» **TASK INSTRUCTIONS**
Select all lines with the string "sled" in them, and copy those lines.

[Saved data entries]
>> START
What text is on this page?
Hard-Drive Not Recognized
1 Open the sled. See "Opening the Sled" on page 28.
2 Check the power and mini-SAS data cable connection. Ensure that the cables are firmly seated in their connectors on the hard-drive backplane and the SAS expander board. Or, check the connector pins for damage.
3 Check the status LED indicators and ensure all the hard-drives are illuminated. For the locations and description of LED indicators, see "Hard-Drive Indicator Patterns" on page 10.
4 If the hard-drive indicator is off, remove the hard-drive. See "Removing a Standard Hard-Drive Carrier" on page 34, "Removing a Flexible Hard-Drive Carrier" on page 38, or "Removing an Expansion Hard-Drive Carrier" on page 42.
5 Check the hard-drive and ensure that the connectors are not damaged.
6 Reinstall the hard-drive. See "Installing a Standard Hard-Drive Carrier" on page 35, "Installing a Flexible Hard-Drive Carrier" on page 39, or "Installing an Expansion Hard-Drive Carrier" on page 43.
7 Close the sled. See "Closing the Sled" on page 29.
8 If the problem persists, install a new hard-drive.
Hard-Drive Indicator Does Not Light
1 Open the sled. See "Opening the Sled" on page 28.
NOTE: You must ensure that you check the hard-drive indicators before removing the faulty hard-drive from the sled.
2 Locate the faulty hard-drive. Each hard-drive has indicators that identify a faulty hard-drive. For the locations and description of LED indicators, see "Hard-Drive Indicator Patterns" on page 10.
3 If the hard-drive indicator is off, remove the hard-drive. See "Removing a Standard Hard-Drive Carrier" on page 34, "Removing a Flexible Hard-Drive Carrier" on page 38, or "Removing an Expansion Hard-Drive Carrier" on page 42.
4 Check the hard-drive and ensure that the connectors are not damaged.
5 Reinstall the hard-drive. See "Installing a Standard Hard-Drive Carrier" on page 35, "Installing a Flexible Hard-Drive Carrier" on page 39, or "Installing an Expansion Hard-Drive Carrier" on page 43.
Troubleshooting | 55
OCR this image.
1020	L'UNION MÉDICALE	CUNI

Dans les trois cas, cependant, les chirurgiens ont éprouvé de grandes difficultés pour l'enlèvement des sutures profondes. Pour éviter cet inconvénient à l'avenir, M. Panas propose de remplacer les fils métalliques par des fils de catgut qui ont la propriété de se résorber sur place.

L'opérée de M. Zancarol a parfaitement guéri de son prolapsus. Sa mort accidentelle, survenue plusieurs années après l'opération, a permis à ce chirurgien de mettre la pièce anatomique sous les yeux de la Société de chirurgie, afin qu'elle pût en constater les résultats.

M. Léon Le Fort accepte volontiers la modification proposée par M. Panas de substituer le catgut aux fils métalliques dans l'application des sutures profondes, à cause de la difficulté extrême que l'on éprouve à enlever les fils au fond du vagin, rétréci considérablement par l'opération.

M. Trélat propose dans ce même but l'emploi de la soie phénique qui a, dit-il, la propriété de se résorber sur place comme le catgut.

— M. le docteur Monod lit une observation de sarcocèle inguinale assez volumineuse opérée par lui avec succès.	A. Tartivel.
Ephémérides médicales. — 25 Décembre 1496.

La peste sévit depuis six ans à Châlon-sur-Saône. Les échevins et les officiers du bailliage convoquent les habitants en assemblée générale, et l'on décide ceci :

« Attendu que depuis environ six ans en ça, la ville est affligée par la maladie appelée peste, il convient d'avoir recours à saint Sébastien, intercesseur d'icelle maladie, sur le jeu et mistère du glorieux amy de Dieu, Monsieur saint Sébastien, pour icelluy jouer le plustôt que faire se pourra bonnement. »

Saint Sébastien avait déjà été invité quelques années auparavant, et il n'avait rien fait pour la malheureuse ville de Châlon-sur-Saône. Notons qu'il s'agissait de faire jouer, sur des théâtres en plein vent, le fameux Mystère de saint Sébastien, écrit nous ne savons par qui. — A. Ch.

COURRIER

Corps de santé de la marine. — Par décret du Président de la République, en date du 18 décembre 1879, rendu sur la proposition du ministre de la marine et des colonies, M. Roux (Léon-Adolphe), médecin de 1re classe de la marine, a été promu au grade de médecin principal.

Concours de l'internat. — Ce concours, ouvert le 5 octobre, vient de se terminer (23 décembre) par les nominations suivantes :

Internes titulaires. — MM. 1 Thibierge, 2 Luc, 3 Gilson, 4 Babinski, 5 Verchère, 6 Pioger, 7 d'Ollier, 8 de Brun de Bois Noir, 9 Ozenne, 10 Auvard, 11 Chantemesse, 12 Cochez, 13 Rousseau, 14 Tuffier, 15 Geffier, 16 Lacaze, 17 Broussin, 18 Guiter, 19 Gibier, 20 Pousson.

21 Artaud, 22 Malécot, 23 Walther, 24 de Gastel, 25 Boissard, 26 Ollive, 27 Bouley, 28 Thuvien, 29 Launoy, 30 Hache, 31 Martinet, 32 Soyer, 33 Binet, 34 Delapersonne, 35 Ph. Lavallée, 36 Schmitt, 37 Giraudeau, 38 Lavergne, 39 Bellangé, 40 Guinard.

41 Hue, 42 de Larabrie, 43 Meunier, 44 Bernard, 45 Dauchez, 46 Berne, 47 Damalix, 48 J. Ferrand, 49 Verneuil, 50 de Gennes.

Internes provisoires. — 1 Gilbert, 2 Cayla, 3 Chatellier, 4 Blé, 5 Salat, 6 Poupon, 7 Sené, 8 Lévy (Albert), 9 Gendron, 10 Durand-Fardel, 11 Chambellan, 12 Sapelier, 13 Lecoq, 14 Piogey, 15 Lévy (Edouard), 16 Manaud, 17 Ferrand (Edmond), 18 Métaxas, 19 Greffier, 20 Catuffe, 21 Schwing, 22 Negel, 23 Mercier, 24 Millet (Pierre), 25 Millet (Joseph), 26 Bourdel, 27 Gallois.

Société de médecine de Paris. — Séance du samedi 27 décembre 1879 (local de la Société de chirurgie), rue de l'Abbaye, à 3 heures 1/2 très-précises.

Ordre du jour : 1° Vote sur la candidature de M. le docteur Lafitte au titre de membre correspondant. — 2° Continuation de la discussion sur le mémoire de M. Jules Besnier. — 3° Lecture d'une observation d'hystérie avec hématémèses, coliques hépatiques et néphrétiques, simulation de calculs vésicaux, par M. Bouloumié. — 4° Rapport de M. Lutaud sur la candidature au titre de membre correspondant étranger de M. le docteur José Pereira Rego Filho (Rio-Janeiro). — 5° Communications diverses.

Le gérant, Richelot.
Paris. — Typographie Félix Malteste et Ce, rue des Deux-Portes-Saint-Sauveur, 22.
>> END
» **REPLY**
1 Open the sled. See "Opening the Sled" on page 28.
7 Close the sled. See "Closing the Sled" on page 29.
1 Open the sled. See "Opening the Sled" on page 28.
NOTE: You must ensure that you check the hard-drive indicators before removing the faulty hard-drive from the sled.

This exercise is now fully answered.